Records provided:
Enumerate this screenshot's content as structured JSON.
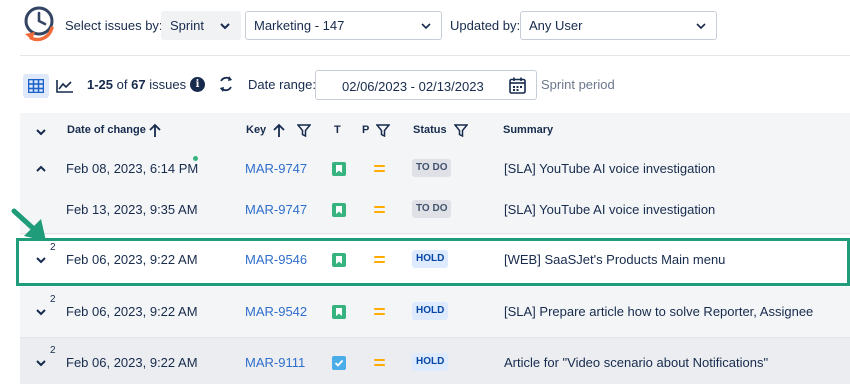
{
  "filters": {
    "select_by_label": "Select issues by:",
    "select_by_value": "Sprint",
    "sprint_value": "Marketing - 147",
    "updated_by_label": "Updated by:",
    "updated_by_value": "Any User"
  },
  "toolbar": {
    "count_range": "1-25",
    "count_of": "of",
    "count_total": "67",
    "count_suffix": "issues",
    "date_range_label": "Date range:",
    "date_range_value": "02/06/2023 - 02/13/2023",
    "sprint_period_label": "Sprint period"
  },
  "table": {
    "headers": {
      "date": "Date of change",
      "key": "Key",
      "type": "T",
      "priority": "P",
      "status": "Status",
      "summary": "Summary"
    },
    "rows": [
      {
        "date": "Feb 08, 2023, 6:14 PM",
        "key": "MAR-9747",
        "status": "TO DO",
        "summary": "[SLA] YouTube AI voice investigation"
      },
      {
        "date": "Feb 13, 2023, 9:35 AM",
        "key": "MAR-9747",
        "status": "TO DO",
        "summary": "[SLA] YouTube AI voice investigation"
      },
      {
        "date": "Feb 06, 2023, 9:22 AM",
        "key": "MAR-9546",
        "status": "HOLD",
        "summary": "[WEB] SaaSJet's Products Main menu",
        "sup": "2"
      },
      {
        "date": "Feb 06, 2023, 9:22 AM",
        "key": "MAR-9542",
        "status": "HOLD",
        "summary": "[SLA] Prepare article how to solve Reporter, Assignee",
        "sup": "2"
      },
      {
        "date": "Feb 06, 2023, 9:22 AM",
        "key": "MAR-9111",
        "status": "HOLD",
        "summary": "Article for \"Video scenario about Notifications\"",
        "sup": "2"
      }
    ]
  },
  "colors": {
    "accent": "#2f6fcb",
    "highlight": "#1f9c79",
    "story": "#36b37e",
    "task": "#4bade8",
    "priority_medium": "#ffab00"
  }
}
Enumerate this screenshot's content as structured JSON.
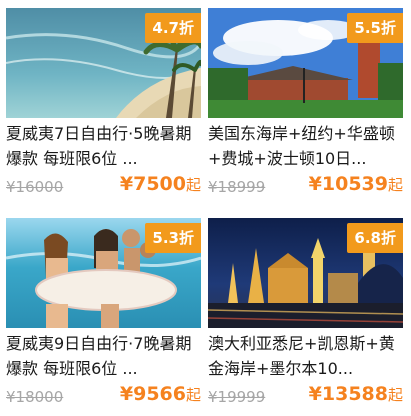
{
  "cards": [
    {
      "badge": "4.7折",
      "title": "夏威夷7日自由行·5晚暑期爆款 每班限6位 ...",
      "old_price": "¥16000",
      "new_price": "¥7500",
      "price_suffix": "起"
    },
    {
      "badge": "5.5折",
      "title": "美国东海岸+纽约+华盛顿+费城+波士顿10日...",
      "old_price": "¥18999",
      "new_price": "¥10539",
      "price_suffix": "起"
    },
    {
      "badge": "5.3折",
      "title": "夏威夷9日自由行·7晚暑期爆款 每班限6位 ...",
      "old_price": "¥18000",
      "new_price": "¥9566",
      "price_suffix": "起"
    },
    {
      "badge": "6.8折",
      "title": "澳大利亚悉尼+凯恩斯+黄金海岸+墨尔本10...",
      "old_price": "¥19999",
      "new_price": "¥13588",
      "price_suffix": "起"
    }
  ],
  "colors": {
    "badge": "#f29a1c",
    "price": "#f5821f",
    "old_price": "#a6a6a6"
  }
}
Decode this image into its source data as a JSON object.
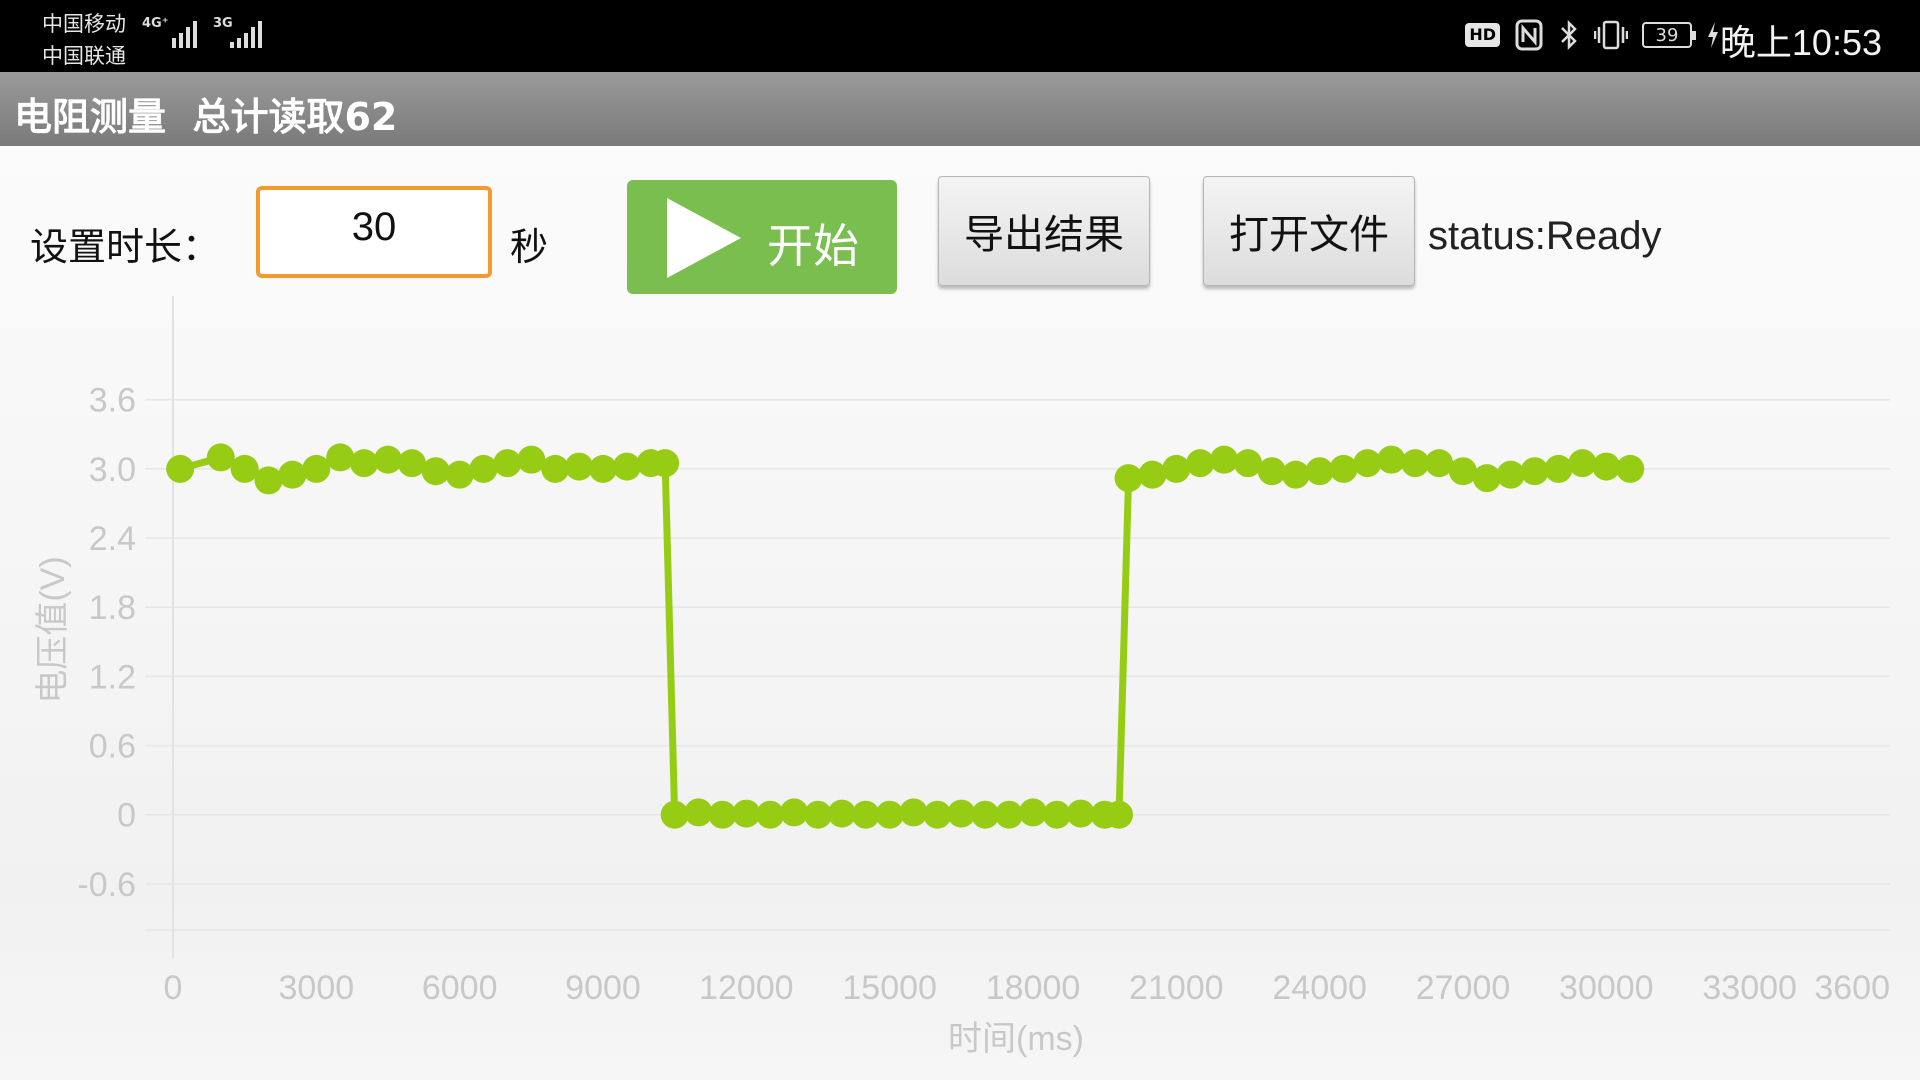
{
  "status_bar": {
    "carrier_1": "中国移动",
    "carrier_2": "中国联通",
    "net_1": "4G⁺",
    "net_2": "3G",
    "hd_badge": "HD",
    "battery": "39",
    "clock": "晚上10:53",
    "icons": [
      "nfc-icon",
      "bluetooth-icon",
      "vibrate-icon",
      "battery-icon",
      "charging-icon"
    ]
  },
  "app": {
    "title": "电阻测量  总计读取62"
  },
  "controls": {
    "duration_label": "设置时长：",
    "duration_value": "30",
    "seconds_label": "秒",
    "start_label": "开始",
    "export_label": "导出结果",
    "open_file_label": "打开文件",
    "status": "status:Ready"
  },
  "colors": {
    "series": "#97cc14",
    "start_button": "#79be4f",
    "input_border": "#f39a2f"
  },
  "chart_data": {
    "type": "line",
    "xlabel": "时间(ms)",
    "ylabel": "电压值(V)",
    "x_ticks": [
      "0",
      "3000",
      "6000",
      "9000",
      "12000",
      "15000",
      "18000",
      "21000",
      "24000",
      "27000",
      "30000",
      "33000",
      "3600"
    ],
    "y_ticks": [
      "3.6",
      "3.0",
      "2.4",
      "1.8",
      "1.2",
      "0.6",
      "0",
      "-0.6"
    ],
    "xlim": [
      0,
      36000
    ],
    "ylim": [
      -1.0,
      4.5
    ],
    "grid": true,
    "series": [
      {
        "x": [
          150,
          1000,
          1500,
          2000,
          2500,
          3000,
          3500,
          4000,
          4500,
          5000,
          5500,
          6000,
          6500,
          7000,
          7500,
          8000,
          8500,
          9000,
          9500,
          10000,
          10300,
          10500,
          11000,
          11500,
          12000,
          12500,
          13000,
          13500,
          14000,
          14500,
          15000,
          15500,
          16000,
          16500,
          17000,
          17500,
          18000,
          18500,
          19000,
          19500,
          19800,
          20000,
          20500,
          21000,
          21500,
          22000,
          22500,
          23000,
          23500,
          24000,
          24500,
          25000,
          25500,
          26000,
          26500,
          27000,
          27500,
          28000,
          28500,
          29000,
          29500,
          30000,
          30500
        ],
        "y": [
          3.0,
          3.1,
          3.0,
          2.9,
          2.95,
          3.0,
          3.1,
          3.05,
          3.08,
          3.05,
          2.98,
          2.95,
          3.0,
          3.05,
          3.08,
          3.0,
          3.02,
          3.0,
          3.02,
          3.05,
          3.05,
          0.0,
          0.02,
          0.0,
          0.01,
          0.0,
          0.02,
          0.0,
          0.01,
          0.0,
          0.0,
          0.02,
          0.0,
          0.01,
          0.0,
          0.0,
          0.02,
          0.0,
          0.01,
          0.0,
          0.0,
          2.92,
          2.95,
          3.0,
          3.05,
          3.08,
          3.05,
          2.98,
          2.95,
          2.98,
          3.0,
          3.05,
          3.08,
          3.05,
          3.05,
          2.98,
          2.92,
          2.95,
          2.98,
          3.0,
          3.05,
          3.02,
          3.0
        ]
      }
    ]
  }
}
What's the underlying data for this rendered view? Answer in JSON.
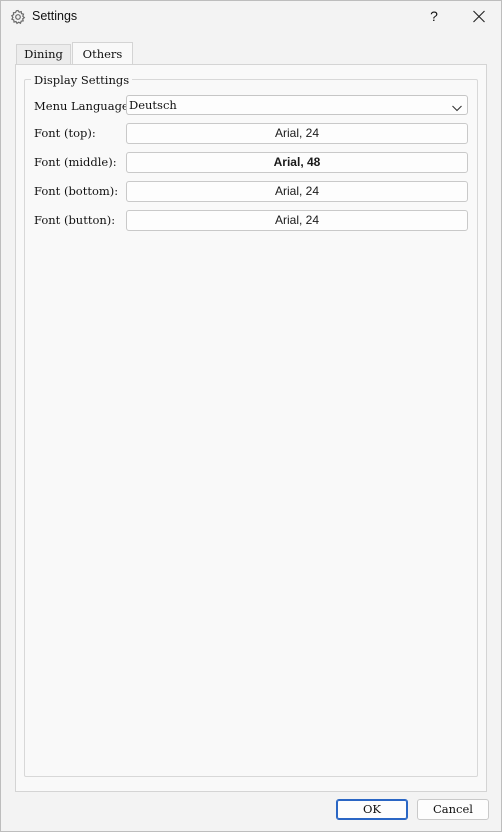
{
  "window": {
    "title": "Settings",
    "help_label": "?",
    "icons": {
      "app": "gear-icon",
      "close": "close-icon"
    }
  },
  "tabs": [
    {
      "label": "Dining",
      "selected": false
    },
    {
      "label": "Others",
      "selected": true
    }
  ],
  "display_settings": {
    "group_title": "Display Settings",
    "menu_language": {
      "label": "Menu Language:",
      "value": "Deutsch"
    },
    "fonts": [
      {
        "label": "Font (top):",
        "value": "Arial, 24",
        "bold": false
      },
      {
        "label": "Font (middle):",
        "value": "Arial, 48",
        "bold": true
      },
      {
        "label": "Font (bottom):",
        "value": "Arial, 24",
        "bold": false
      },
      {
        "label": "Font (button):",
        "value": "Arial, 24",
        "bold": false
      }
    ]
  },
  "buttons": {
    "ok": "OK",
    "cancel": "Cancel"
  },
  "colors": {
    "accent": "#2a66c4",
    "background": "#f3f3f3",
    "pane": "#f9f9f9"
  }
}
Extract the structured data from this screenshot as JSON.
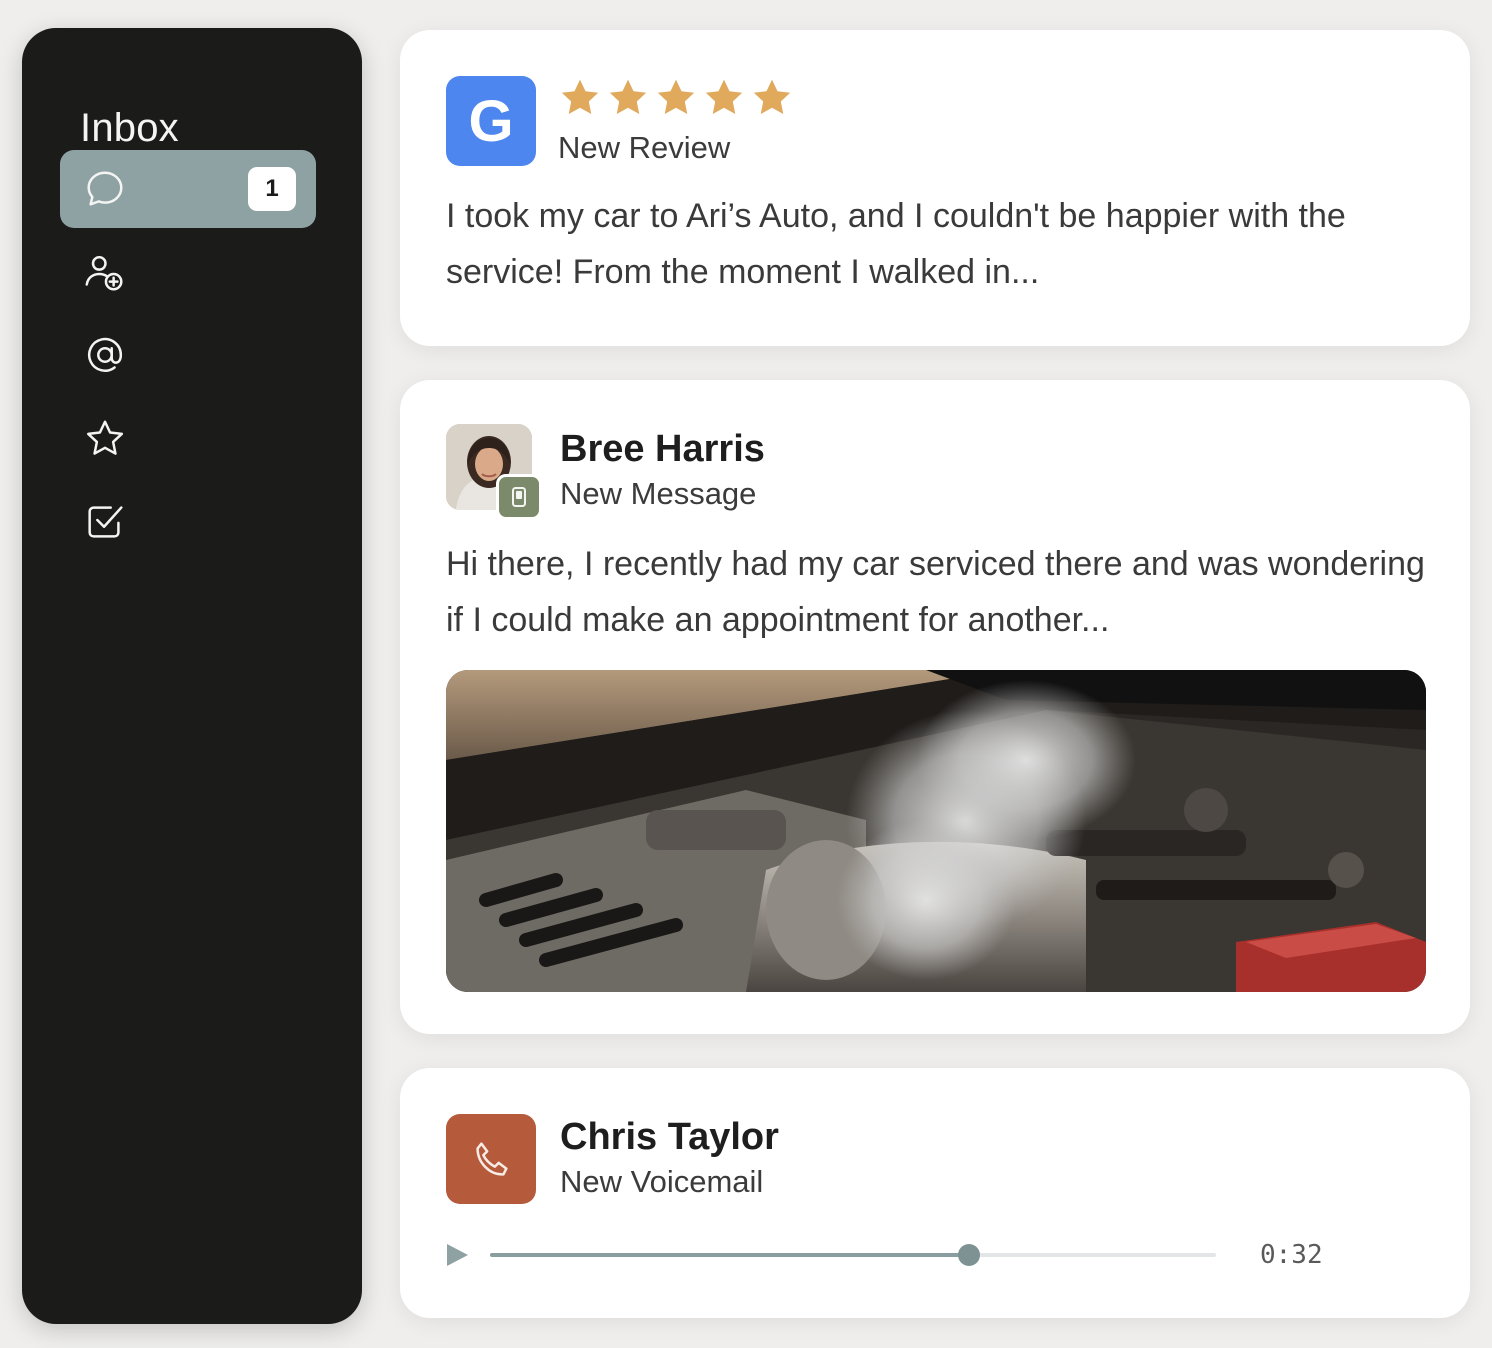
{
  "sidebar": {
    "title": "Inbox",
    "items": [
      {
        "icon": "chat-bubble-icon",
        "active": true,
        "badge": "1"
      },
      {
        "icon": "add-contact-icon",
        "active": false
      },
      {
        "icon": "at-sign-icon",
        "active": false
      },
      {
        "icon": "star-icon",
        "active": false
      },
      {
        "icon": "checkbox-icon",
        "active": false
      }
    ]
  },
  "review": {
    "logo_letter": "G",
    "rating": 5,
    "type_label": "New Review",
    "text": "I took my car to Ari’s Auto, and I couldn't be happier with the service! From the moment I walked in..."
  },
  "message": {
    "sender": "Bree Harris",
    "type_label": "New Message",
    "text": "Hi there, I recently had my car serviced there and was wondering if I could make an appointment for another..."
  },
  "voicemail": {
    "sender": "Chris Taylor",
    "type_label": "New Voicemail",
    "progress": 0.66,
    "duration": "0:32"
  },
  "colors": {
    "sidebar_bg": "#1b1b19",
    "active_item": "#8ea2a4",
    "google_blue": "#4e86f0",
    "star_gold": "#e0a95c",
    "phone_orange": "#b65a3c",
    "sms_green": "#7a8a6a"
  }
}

Short exercise: Only lines with the word "summary" are wanted, so copy each one from the records.

Reply:
      "summary": "Summary"
        "summary": "[SLA] YouTube AI voice investigation"
        "summary": "[SLA] YouTube AI voice investigation"
        "summary": "[WEB] SaaSJet's Products Main menu",
        "summary": "[SLA] Prepare article how to solve Reporter, Assignee",
        "summary": "Article for \"Video scenario about Notifications\"",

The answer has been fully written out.